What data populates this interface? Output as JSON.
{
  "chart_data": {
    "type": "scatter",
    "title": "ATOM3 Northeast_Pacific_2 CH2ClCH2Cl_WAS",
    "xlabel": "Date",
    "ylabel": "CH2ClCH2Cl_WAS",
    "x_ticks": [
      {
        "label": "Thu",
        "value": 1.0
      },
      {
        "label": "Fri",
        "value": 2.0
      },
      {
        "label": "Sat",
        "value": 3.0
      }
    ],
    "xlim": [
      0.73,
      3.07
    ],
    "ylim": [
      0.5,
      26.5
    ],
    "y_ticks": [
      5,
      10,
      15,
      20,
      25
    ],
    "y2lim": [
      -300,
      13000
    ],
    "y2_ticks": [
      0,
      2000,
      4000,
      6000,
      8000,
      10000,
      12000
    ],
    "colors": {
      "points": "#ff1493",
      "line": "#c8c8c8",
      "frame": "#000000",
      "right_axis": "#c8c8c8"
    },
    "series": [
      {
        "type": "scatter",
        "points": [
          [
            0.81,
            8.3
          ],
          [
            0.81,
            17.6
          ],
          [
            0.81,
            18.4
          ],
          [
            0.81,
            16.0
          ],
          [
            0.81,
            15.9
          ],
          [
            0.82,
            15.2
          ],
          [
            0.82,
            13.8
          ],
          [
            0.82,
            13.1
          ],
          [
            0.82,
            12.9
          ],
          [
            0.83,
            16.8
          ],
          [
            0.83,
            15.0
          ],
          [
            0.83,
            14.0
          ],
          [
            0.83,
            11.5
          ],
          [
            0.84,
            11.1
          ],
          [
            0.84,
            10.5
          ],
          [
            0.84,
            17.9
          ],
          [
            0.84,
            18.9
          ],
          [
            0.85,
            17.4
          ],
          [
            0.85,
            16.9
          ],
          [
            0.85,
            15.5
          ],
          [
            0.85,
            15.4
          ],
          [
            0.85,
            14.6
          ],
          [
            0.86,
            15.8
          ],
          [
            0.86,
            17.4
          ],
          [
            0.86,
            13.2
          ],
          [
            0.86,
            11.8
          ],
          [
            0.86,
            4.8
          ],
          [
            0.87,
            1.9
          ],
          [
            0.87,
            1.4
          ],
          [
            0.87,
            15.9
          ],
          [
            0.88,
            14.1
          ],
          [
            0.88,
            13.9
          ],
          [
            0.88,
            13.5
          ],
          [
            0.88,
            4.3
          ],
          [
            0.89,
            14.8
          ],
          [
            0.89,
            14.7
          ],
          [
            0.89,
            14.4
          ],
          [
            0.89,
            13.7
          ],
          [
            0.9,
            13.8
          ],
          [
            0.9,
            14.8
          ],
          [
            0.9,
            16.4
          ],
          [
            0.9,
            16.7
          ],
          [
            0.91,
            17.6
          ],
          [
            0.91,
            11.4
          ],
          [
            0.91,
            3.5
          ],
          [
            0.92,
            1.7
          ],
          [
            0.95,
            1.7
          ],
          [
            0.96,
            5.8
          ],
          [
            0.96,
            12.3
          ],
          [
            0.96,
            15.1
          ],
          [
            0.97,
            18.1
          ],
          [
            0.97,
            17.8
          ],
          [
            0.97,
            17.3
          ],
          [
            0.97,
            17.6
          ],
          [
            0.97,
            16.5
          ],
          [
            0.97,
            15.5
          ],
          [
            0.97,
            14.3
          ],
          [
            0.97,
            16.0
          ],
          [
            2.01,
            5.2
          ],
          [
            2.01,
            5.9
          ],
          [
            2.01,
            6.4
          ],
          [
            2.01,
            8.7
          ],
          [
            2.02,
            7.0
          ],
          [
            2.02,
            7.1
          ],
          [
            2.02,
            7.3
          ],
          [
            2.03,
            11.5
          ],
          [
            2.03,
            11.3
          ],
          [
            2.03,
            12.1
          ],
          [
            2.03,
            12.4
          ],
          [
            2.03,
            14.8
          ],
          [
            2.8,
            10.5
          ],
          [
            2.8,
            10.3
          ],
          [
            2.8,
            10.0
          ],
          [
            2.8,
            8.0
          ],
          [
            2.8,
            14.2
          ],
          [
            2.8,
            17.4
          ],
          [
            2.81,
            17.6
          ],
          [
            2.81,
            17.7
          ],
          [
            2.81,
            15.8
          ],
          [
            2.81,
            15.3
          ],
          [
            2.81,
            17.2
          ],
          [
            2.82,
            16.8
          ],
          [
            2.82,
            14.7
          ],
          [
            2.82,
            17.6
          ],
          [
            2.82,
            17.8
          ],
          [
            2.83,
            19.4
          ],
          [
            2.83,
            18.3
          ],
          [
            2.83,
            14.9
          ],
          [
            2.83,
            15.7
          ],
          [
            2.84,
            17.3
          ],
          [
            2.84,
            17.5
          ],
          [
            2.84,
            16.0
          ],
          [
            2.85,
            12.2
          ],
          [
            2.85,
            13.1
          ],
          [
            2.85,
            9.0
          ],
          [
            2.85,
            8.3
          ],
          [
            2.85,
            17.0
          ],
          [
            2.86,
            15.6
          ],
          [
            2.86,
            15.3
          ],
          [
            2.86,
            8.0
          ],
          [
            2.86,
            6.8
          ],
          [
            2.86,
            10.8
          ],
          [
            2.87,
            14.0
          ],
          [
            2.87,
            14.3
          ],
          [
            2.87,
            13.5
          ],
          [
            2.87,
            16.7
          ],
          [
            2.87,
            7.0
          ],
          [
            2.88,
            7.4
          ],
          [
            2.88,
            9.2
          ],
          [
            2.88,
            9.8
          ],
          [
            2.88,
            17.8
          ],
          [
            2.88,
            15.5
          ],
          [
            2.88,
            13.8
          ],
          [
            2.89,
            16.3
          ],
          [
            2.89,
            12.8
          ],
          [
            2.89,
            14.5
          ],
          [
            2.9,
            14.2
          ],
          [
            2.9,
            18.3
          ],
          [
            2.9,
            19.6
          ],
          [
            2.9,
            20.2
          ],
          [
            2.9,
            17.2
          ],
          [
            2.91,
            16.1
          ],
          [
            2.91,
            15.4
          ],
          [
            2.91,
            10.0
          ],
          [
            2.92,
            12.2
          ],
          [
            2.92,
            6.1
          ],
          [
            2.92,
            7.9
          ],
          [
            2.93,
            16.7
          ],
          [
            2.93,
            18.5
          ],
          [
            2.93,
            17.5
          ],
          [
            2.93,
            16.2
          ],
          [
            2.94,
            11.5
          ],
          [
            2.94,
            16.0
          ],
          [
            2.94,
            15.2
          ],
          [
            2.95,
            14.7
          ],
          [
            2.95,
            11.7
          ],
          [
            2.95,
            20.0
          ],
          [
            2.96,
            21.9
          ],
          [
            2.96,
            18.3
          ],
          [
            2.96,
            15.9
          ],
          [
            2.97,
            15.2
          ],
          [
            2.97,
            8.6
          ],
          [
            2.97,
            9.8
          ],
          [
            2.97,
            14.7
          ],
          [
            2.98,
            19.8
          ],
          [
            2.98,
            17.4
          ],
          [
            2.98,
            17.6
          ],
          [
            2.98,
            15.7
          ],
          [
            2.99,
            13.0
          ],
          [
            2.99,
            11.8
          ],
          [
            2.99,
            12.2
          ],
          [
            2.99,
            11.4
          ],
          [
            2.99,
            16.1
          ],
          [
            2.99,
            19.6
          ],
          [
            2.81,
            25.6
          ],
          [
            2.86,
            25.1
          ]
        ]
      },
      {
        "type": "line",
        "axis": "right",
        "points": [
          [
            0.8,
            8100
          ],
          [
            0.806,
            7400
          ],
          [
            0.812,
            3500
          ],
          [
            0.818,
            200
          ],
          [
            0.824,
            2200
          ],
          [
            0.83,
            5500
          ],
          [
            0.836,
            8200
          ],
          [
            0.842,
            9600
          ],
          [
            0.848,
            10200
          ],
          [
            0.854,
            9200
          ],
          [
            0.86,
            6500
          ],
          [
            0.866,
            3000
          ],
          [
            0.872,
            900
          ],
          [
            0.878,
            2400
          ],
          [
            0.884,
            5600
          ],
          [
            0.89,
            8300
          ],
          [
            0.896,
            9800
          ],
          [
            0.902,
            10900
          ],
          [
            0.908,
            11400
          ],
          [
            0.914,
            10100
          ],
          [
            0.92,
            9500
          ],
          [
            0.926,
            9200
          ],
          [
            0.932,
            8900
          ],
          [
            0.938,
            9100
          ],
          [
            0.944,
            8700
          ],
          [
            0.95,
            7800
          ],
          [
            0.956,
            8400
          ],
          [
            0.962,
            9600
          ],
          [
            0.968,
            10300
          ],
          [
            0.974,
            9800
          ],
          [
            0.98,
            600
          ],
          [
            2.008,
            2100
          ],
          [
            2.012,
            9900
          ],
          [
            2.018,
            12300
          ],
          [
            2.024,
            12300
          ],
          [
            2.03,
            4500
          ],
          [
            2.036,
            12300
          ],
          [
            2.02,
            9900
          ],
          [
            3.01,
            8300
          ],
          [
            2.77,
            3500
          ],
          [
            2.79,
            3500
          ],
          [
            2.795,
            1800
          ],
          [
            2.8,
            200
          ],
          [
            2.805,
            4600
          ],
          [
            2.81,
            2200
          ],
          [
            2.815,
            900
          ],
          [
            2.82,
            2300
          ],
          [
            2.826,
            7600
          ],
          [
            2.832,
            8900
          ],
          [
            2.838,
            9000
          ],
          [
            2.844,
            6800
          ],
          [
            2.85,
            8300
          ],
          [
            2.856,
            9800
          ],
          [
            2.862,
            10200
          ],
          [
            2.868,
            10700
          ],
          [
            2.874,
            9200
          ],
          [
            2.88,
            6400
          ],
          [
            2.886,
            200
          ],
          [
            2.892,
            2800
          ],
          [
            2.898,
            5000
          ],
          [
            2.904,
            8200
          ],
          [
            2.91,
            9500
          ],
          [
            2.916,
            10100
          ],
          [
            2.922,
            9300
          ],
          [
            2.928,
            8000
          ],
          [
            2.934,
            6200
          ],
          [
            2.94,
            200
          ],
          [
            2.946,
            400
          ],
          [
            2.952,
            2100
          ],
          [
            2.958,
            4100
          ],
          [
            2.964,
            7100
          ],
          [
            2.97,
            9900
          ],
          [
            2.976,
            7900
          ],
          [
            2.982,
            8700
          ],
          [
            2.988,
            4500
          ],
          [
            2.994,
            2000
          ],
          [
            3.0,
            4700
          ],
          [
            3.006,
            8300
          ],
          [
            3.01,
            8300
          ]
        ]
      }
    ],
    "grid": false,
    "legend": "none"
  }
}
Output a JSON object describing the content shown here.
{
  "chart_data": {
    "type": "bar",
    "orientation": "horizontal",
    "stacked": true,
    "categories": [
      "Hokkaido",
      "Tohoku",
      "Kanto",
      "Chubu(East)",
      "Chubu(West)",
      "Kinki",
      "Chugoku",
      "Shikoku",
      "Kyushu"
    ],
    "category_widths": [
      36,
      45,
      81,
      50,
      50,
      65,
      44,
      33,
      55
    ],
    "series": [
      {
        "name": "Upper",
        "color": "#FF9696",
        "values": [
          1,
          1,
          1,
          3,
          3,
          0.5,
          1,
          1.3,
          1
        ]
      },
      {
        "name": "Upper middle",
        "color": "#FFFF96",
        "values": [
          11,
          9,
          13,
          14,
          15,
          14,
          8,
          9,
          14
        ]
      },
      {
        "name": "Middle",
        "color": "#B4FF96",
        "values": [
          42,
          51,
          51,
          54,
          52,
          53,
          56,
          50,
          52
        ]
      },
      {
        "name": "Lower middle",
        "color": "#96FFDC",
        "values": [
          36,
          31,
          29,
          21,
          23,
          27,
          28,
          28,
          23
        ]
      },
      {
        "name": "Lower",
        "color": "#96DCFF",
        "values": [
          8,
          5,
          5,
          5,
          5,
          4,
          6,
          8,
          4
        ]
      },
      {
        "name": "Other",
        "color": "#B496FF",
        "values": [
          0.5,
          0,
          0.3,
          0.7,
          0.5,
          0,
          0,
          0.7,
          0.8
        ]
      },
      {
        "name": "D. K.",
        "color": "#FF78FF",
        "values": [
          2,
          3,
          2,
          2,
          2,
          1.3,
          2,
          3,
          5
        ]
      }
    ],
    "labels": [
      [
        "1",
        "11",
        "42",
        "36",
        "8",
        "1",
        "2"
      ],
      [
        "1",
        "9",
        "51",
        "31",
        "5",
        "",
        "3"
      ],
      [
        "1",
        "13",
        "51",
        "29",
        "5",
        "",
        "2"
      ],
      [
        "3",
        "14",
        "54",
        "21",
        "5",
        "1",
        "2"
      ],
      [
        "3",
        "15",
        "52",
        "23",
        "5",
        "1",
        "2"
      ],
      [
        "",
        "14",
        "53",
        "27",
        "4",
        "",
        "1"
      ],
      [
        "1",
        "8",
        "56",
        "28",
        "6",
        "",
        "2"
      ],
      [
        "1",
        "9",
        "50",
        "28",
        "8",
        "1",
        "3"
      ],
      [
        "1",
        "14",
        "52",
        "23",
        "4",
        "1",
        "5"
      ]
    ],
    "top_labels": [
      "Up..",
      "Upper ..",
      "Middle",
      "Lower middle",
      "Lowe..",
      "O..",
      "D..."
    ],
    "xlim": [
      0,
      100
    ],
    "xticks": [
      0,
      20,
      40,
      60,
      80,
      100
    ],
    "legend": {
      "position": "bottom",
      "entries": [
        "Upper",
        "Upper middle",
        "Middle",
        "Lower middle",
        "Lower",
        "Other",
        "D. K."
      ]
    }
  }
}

_ _ _ _

PROBLEM TO WORK ON: Look through the entries above. Extract each line with the word "Upper".

RESULT:
        "name": "Upper",
        "name": "Upper middle",
      "Upper ..",
        "Upper",
        "Upper middle",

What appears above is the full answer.